[Stored entries]
------------------------

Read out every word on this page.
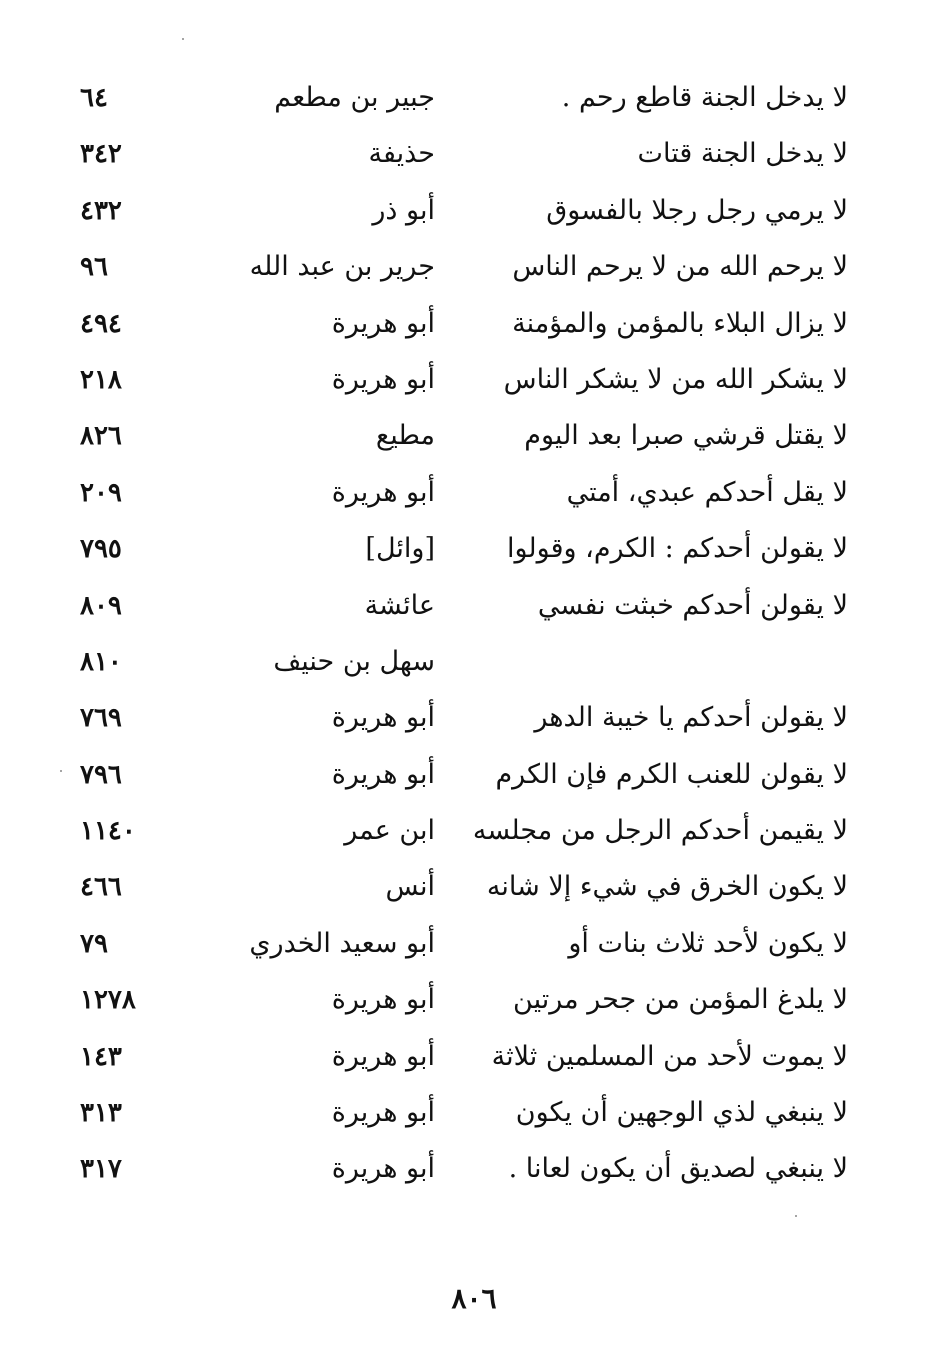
لا يدخل الجنة قاطع رحم .
جبير بن مطعم
٦٤
لا يدخل الجنة قتات
حذيفة
٣٤٢
لا يرمي رجل رجلا بالفسوق
أبو ذر
٤٣٢
لا يرحم الله من لا يرحم الناس
جرير بن عبد الله
٩٦
لا يزال البلاء بالمؤمن والمؤمنة
أبو هريرة
٤٩٤
لا يشكر الله من لا يشكر الناس
أبو هريرة
٢١٨
لا يقتل قرشي صبرا بعد اليوم
مطيع
٨٢٦
لا يقل أحدكم عبدي، أمتي
أبو هريرة
٢٠٩
لا يقولن أحدكم : الكرم، وقولوا
[وائل]
٧٩٥
لا يقولن أحدكم خبثت نفسي
عائشة
٨٠٩
سهل بن حنيف
٨١٠
لا يقولن أحدكم يا خيبة الدهر
أبو هريرة
٧٦٩
لا يقولن للعنب الكرم فإن الكرم
أبو هريرة
٧٩٦
لا يقيمن أحدكم الرجل من مجلسه
ابن عمر
١١٤٠
لا يكون الخرق في شيء إلا شانه
أنس
٤٦٦
لا يكون لأحد ثلاث بنات أو
أبو سعيد الخدري
٧٩
لا يلدغ المؤمن من جحر مرتين
أبو هريرة
١٢٧٨
لا يموت لأحد من المسلمين ثلاثة
أبو هريرة
١٤٣
لا ينبغي لذي الوجهين أن يكون
أبو هريرة
٣١٣
لا ينبغي لصديق أن يكون لعانا .
أبو هريرة
٣١٧
٨٠٦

------------------------

Pull out all lines of the data with the string "الجنة".

لا يدخل الجنة قاطع رحم .
لا يدخل الجنة قتات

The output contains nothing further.